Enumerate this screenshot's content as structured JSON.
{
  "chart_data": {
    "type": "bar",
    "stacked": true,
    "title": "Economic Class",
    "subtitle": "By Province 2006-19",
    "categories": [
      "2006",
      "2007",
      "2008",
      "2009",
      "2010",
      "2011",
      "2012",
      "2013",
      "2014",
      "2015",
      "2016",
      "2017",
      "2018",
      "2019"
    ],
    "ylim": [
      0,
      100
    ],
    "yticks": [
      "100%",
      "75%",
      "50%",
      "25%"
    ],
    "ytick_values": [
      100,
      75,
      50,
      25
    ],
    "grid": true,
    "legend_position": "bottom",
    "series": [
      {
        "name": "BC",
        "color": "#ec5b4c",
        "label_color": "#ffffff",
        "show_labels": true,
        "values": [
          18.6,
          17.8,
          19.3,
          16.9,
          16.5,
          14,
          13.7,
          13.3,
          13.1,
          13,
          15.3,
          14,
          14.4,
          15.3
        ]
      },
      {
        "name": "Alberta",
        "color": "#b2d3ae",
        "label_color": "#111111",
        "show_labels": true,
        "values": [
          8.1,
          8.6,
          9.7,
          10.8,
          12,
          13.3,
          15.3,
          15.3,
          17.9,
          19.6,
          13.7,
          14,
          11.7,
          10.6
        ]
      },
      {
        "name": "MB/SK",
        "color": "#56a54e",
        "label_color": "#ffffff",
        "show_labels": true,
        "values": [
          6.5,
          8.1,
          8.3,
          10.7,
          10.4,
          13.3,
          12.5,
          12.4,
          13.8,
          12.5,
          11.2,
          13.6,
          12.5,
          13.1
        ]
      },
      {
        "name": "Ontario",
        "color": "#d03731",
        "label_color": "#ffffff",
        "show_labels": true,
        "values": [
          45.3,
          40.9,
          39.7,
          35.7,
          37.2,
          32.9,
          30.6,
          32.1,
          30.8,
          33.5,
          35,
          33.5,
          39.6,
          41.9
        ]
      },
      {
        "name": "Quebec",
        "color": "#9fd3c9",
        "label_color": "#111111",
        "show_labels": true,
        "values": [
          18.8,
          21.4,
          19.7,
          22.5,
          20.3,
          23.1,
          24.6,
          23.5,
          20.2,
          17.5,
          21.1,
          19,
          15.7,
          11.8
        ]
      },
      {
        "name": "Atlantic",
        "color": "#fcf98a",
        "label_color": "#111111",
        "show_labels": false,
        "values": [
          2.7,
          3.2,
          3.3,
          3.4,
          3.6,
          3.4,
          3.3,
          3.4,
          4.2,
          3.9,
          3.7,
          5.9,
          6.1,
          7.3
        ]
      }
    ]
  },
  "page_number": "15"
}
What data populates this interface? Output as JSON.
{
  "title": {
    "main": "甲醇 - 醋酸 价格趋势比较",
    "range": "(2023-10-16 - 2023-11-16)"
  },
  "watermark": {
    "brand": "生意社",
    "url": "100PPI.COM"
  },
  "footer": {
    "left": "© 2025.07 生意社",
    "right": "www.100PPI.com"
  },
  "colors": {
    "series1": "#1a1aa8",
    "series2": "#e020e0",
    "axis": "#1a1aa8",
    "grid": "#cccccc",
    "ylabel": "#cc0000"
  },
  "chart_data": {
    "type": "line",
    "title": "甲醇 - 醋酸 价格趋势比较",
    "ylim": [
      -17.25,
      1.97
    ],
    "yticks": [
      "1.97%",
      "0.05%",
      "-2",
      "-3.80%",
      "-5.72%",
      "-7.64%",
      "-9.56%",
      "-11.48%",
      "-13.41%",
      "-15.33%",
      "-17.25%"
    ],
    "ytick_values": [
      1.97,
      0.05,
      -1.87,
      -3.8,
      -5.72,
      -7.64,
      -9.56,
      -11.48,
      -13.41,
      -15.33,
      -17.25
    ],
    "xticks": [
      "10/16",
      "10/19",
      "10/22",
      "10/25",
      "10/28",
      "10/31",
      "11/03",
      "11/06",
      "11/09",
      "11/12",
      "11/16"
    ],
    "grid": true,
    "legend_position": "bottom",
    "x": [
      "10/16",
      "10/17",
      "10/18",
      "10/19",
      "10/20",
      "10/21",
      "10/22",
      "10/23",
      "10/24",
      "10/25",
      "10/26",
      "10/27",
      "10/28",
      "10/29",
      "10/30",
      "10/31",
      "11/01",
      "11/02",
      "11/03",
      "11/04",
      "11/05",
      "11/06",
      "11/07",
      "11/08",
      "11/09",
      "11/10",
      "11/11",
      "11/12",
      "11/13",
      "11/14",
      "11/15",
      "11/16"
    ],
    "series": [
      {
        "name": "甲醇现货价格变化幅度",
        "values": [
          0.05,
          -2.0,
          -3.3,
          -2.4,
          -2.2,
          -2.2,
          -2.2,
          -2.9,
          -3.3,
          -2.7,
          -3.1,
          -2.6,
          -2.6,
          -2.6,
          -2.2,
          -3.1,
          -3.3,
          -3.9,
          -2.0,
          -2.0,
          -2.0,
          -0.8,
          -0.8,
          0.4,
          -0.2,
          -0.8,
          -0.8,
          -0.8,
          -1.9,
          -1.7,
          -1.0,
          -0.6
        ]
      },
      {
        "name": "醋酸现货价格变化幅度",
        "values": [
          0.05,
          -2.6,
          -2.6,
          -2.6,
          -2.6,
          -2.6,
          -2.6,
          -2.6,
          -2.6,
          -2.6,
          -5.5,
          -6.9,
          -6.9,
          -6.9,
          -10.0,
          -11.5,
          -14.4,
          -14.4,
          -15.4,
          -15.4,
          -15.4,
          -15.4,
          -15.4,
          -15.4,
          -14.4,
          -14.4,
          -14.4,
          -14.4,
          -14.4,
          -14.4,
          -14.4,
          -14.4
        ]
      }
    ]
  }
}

——

> Problem to solve:
All of the entries should be written out again exactly.

> Correct answer:
Enumerate this screenshot's content as structured JSON.
{
  "chart_data": {
    "type": "bar",
    "stacked": true,
    "title": "Economic Class",
    "subtitle": "By Province 2006-19",
    "categories": [
      "2006",
      "2007",
      "2008",
      "2009",
      "2010",
      "2011",
      "2012",
      "2013",
      "2014",
      "2015",
      "2016",
      "2017",
      "2018",
      "2019"
    ],
    "ylim": [
      0,
      100
    ],
    "yticks": [
      "100%",
      "75%",
      "50%",
      "25%"
    ],
    "ytick_values": [
      100,
      75,
      50,
      25
    ],
    "grid": true,
    "legend_position": "bottom",
    "series": [
      {
        "name": "BC",
        "color": "#ec5b4c",
        "label_color": "#ffffff",
        "show_labels": true,
        "values": [
          18.6,
          17.8,
          19.3,
          16.9,
          16.5,
          14,
          13.7,
          13.3,
          13.1,
          13,
          15.3,
          14,
          14.4,
          15.3
        ]
      },
      {
        "name": "Alberta",
        "color": "#b2d3ae",
        "label_color": "#111111",
        "show_labels": true,
        "values": [
          8.1,
          8.6,
          9.7,
          10.8,
          12,
          13.3,
          15.3,
          15.3,
          17.9,
          19.6,
          13.7,
          14,
          11.7,
          10.6
        ]
      },
      {
        "name": "MB/SK",
        "color": "#56a54e",
        "label_color": "#ffffff",
        "show_labels": true,
        "values": [
          6.5,
          8.1,
          8.3,
          10.7,
          10.4,
          13.3,
          12.5,
          12.4,
          13.8,
          12.5,
          11.2,
          13.6,
          12.5,
          13.1
        ]
      },
      {
        "name": "Ontario",
        "color": "#d03731",
        "label_color": "#ffffff",
        "show_labels": true,
        "values": [
          45.3,
          40.9,
          39.7,
          35.7,
          37.2,
          32.9,
          30.6,
          32.1,
          30.8,
          33.5,
          35,
          33.5,
          39.6,
          41.9
        ]
      },
      {
        "name": "Quebec",
        "color": "#9fd3c9",
        "label_color": "#111111",
        "show_labels": true,
        "values": [
          18.8,
          21.4,
          19.7,
          22.5,
          20.3,
          23.1,
          24.6,
          23.5,
          20.2,
          17.5,
          21.1,
          19,
          15.7,
          11.8
        ]
      },
      {
        "name": "Atlantic",
        "color": "#fcf98a",
        "label_color": "#111111",
        "show_labels": false,
        "values": [
          2.7,
          3.2,
          3.3,
          3.4,
          3.6,
          3.4,
          3.3,
          3.4,
          4.2,
          3.9,
          3.7,
          5.9,
          6.1,
          7.3
        ]
      }
    ]
  },
  "page_number": "15"
}
What data populates this interface? Output as JSON.
{
  "title": {
    "main": "甲醇 - 醋酸 价格趋势比较",
    "range": "(2023-10-16 - 2023-11-16)"
  },
  "watermark": {
    "brand": "生意社",
    "url": "100PPI.COM"
  },
  "footer": {
    "left": "© 2025.07 生意社",
    "right": "www.100PPI.com"
  },
  "colors": {
    "series1": "#1a1aa8",
    "series2": "#e020e0",
    "axis": "#1a1aa8",
    "grid": "#cccccc",
    "ylabel": "#cc0000"
  },
  "chart_data": {
    "type": "line",
    "title": "甲醇 - 醋酸 价格趋势比较",
    "ylim": [
      -17.25,
      1.97
    ],
    "yticks": [
      "1.97%",
      "0.05%",
      "-2",
      "-3.80%",
      "-5.72%",
      "-7.64%",
      "-9.56%",
      "-11.48%",
      "-13.41%",
      "-15.33%",
      "-17.25%"
    ],
    "ytick_values": [
      1.97,
      0.05,
      -1.87,
      -3.8,
      -5.72,
      -7.64,
      -9.56,
      -11.48,
      -13.41,
      -15.33,
      -17.25
    ],
    "xticks": [
      "10/16",
      "10/19",
      "10/22",
      "10/25",
      "10/28",
      "10/31",
      "11/03",
      "11/06",
      "11/09",
      "11/12",
      "11/16"
    ],
    "grid": true,
    "legend_position": "bottom",
    "x": [
      "10/16",
      "10/17",
      "10/18",
      "10/19",
      "10/20",
      "10/21",
      "10/22",
      "10/23",
      "10/24",
      "10/25",
      "10/26",
      "10/27",
      "10/28",
      "10/29",
      "10/30",
      "10/31",
      "11/01",
      "11/02",
      "11/03",
      "11/04",
      "11/05",
      "11/06",
      "11/07",
      "11/08",
      "11/09",
      "11/10",
      "11/11",
      "11/12",
      "11/13",
      "11/14",
      "11/15",
      "11/16"
    ],
    "series": [
      {
        "name": "甲醇现货价格变化幅度",
        "values": [
          0.05,
          -2.0,
          -3.3,
          -2.4,
          -2.2,
          -2.2,
          -2.2,
          -2.9,
          -3.3,
          -2.7,
          -3.1,
          -2.6,
          -2.6,
          -2.6,
          -2.2,
          -3.1,
          -3.3,
          -3.9,
          -2.0,
          -2.0,
          -2.0,
          -0.8,
          -0.8,
          0.4,
          -0.2,
          -0.8,
          -0.8,
          -0.8,
          -1.9,
          -1.7,
          -1.0,
          -0.6
        ]
      },
      {
        "name": "醋酸现货价格变化幅度",
        "values": [
          0.05,
          -2.6,
          -2.6,
          -2.6,
          -2.6,
          -2.6,
          -2.6,
          -2.6,
          -2.6,
          -2.6,
          -5.5,
          -6.9,
          -6.9,
          -6.9,
          -10.0,
          -11.5,
          -14.4,
          -14.4,
          -15.4,
          -15.4,
          -15.4,
          -15.4,
          -15.4,
          -15.4,
          -14.4,
          -14.4,
          -14.4,
          -14.4,
          -14.4,
          -14.4,
          -14.4,
          -14.4
        ]
      }
    ]
  }
}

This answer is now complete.